Data records:
>> start

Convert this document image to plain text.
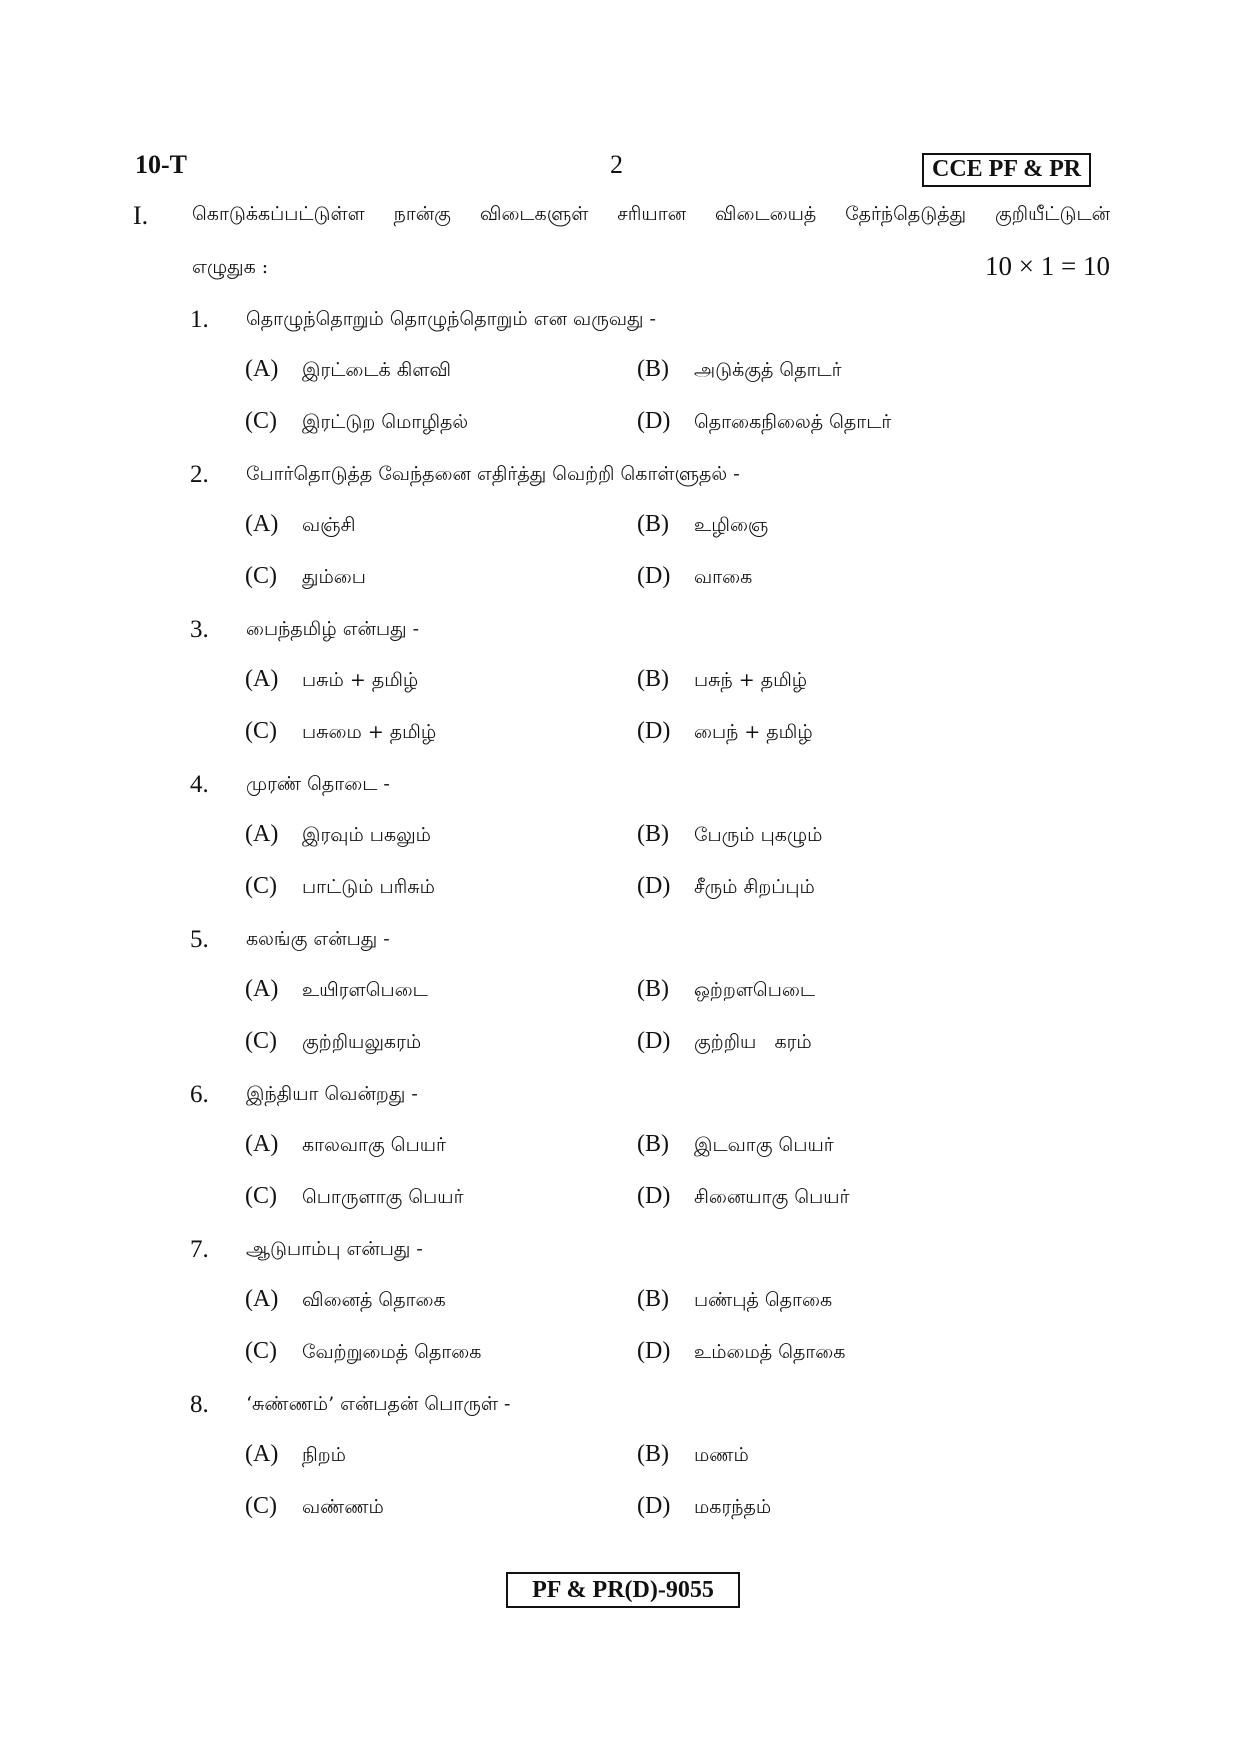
10-T	2	CCE PF & PR
I. கொடுக்கப்பட்டுள்ள நான்கு விடைகளுள் சரியான விடையைத் தேர்ந்தெடுத்து குறியீட்டுடன்
எழுதுக :	10 × 1 = 10
1. தொழுந்தொறும் தொழுந்தொறும் என வருவது -
(A) இரட்டைக் கிளவி	(B) அடுக்குத் தொடர்
(C) இரட்டுற மொழிதல்	(D) தொகைநிலைத் தொடர்
2. போர்தொடுத்த வேந்தனை எதிர்த்து வெற்றி கொள்ளுதல் -
(A) வஞ்சி	(B) உழிஞை
(C) தும்பை	(D) வாகை
3. பைந்தமிழ் என்பது -
(A) பசும் + தமிழ்	(B) பசுந் + தமிழ்
(C) பசுமை + தமிழ்	(D) பைந் + தமிழ்
4. முரண் தொடை -
(A) இரவும் பகலும்	(B) பேரும் புகழும்
(C) பாட்டும் பரிசும்	(D) சீரும் சிறப்பும்
5. கலங்கு என்பது -
(A) உயிரளபெடை	(B) ஒற்றளபெடை
(C) குற்றியலுகரம்	(D) குற்றிய   கரம்
6. இந்தியா வென்றது -
(A) காலவாகு பெயர்	(B) இடவாகு பெயர்
(C) பொருளாகு பெயர்	(D) சினையாகு பெயர்
7. ஆடுபாம்பு என்பது -
(A) வினைத் தொகை	(B) பண்புத் தொகை
(C) வேற்றுமைத் தொகை	(D) உம்மைத் தொகை
8. ‘சுண்ணம்’ என்பதன் பொருள் -
(A) நிறம்	(B) மணம்
(C) வண்ணம்	(D) மகரந்தம்
PF & PR(D)-9055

>> end

> [Directions]: Pictures in the data above should not be copied; transcribe everything else exactly.

> [Task output]:
Convert this document image to plain text.
10-T	2	CCE PF & PR
I. கொடுக்கப்பட்டுள்ள நான்கு விடைகளுள் சரியான விடையைத் தேர்ந்தெடுத்து குறியீட்டுடன்
எழுதுக :	10 × 1 = 10
1. தொழுந்தொறும் தொழுந்தொறும் என வருவது -
(A) இரட்டைக் கிளவி	(B) அடுக்குத் தொடர்
(C) இரட்டுற மொழிதல்	(D) தொகைநிலைத் தொடர்
2. போர்தொடுத்த வேந்தனை எதிர்த்து வெற்றி கொள்ளுதல் -
(A) வஞ்சி	(B) உழிஞை
(C) தும்பை	(D) வாகை
3. பைந்தமிழ் என்பது -
(A) பசும் + தமிழ்	(B) பசுந் + தமிழ்
(C) பசுமை + தமிழ்	(D) பைந் + தமிழ்
4. முரண் தொடை -
(A) இரவும் பகலும்	(B) பேரும் புகழும்
(C) பாட்டும் பரிசும்	(D) சீரும் சிறப்பும்
5. கலங்கு என்பது -
(A) உயிரளபெடை	(B) ஒற்றளபெடை
(C) குற்றியலுகரம்	(D) குற்றிய   கரம்
6. இந்தியா வென்றது -
(A) காலவாகு பெயர்	(B) இடவாகு பெயர்
(C) பொருளாகு பெயர்	(D) சினையாகு பெயர்
7. ஆடுபாம்பு என்பது -
(A) வினைத் தொகை	(B) பண்புத் தொகை
(C) வேற்றுமைத் தொகை	(D) உம்மைத் தொகை
8. ‘சுண்ணம்’ என்பதன் பொருள் -
(A) நிறம்	(B) மணம்
(C) வண்ணம்	(D) மகரந்தம்
PF & PR(D)-9055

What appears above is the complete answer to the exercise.